Goal:
Quote every line as written. Omit pictures.

Dataset records:
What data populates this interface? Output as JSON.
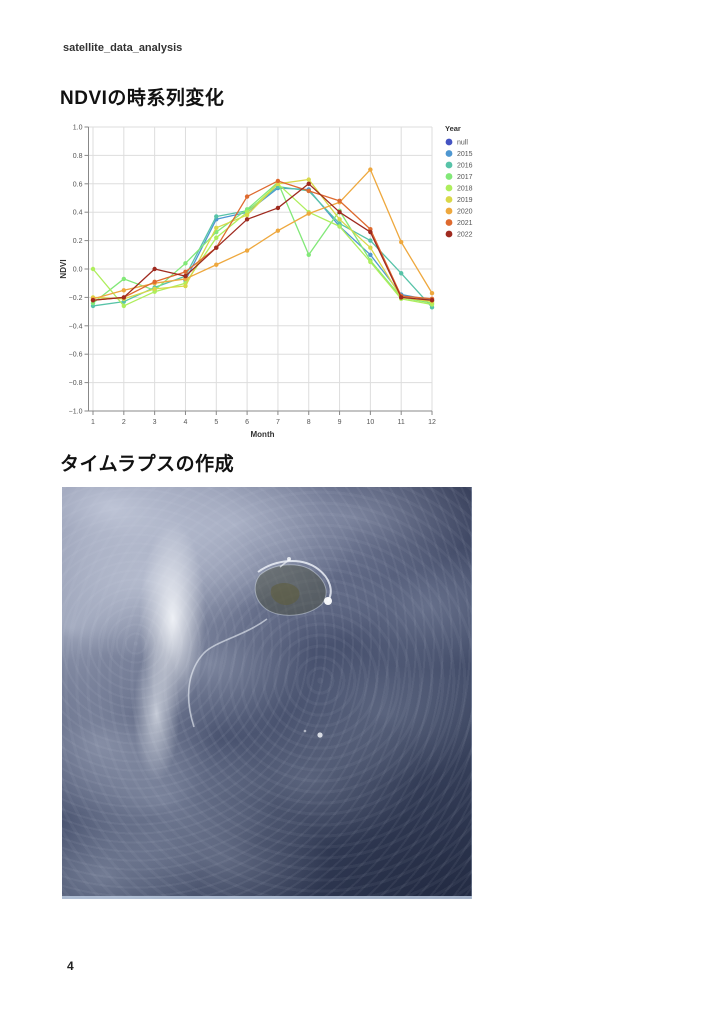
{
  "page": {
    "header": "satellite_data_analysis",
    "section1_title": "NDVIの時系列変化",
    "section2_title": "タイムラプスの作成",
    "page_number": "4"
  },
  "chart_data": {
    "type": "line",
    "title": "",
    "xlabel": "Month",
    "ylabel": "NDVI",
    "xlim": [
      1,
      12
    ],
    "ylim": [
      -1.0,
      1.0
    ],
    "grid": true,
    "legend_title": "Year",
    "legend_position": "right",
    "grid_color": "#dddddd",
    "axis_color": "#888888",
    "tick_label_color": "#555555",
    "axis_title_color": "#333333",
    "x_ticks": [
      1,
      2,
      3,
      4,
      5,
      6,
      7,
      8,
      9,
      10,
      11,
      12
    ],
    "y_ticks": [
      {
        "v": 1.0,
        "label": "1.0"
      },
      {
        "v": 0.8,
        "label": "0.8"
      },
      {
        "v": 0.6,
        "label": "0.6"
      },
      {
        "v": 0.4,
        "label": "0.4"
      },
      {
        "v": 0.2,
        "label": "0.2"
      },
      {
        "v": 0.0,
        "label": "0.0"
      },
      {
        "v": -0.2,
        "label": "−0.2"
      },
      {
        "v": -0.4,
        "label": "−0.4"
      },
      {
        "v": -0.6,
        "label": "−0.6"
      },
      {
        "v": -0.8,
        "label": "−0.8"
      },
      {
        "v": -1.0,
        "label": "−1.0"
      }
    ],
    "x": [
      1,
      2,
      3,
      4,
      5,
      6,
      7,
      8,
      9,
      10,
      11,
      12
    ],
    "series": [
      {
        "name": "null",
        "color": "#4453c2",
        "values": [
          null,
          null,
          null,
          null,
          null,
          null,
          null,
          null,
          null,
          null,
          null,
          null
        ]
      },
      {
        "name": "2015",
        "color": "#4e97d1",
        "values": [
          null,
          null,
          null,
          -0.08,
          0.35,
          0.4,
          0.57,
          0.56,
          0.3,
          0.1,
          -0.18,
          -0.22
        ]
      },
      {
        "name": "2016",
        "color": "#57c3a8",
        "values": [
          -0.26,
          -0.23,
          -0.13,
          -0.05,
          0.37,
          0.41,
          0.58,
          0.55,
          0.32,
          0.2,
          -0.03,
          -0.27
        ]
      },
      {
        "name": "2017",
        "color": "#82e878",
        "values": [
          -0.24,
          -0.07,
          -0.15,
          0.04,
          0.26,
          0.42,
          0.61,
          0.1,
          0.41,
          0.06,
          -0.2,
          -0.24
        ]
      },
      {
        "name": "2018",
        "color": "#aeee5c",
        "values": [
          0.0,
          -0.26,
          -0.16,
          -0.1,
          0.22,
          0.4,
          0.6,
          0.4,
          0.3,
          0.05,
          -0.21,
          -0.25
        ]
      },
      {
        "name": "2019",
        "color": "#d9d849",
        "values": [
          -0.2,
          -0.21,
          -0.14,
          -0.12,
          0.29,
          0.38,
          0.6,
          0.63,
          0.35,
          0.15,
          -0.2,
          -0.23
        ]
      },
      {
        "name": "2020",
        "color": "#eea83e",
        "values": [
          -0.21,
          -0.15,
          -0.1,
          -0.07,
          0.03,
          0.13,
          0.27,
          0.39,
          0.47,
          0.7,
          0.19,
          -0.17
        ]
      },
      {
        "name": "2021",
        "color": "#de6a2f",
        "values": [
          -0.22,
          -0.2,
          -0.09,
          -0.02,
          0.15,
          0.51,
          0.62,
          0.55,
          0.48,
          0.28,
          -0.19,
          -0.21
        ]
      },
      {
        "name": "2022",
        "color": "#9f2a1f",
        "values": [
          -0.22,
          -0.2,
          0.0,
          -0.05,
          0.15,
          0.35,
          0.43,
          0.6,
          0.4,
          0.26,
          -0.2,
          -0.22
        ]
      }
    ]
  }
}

Written response:
What data populates this interface? Output as JSON.
{
  "page": {
    "header": "satellite_data_analysis",
    "section1_title": "NDVIの時系列変化",
    "section2_title": "タイムラプスの作成",
    "page_number": "4"
  },
  "chart_data": {
    "type": "line",
    "title": "",
    "xlabel": "Month",
    "ylabel": "NDVI",
    "xlim": [
      1,
      12
    ],
    "ylim": [
      -1.0,
      1.0
    ],
    "grid": true,
    "legend_title": "Year",
    "legend_position": "right",
    "grid_color": "#dddddd",
    "axis_color": "#888888",
    "tick_label_color": "#555555",
    "axis_title_color": "#333333",
    "x_ticks": [
      1,
      2,
      3,
      4,
      5,
      6,
      7,
      8,
      9,
      10,
      11,
      12
    ],
    "y_ticks": [
      {
        "v": 1.0,
        "label": "1.0"
      },
      {
        "v": 0.8,
        "label": "0.8"
      },
      {
        "v": 0.6,
        "label": "0.6"
      },
      {
        "v": 0.4,
        "label": "0.4"
      },
      {
        "v": 0.2,
        "label": "0.2"
      },
      {
        "v": 0.0,
        "label": "0.0"
      },
      {
        "v": -0.2,
        "label": "−0.2"
      },
      {
        "v": -0.4,
        "label": "−0.4"
      },
      {
        "v": -0.6,
        "label": "−0.6"
      },
      {
        "v": -0.8,
        "label": "−0.8"
      },
      {
        "v": -1.0,
        "label": "−1.0"
      }
    ],
    "x": [
      1,
      2,
      3,
      4,
      5,
      6,
      7,
      8,
      9,
      10,
      11,
      12
    ],
    "series": [
      {
        "name": "null",
        "color": "#4453c2",
        "values": [
          null,
          null,
          null,
          null,
          null,
          null,
          null,
          null,
          null,
          null,
          null,
          null
        ]
      },
      {
        "name": "2015",
        "color": "#4e97d1",
        "values": [
          null,
          null,
          null,
          -0.08,
          0.35,
          0.4,
          0.57,
          0.56,
          0.3,
          0.1,
          -0.18,
          -0.22
        ]
      },
      {
        "name": "2016",
        "color": "#57c3a8",
        "values": [
          -0.26,
          -0.23,
          -0.13,
          -0.05,
          0.37,
          0.41,
          0.58,
          0.55,
          0.32,
          0.2,
          -0.03,
          -0.27
        ]
      },
      {
        "name": "2017",
        "color": "#82e878",
        "values": [
          -0.24,
          -0.07,
          -0.15,
          0.04,
          0.26,
          0.42,
          0.61,
          0.1,
          0.41,
          0.06,
          -0.2,
          -0.24
        ]
      },
      {
        "name": "2018",
        "color": "#aeee5c",
        "values": [
          0.0,
          -0.26,
          -0.16,
          -0.1,
          0.22,
          0.4,
          0.6,
          0.4,
          0.3,
          0.05,
          -0.21,
          -0.25
        ]
      },
      {
        "name": "2019",
        "color": "#d9d849",
        "values": [
          -0.2,
          -0.21,
          -0.14,
          -0.12,
          0.29,
          0.38,
          0.6,
          0.63,
          0.35,
          0.15,
          -0.2,
          -0.23
        ]
      },
      {
        "name": "2020",
        "color": "#eea83e",
        "values": [
          -0.21,
          -0.15,
          -0.1,
          -0.07,
          0.03,
          0.13,
          0.27,
          0.39,
          0.47,
          0.7,
          0.19,
          -0.17
        ]
      },
      {
        "name": "2021",
        "color": "#de6a2f",
        "values": [
          -0.22,
          -0.2,
          -0.09,
          -0.02,
          0.15,
          0.51,
          0.62,
          0.55,
          0.48,
          0.28,
          -0.19,
          -0.21
        ]
      },
      {
        "name": "2022",
        "color": "#9f2a1f",
        "values": [
          -0.22,
          -0.2,
          0.0,
          -0.05,
          0.15,
          0.35,
          0.43,
          0.6,
          0.4,
          0.26,
          -0.2,
          -0.22
        ]
      }
    ]
  }
}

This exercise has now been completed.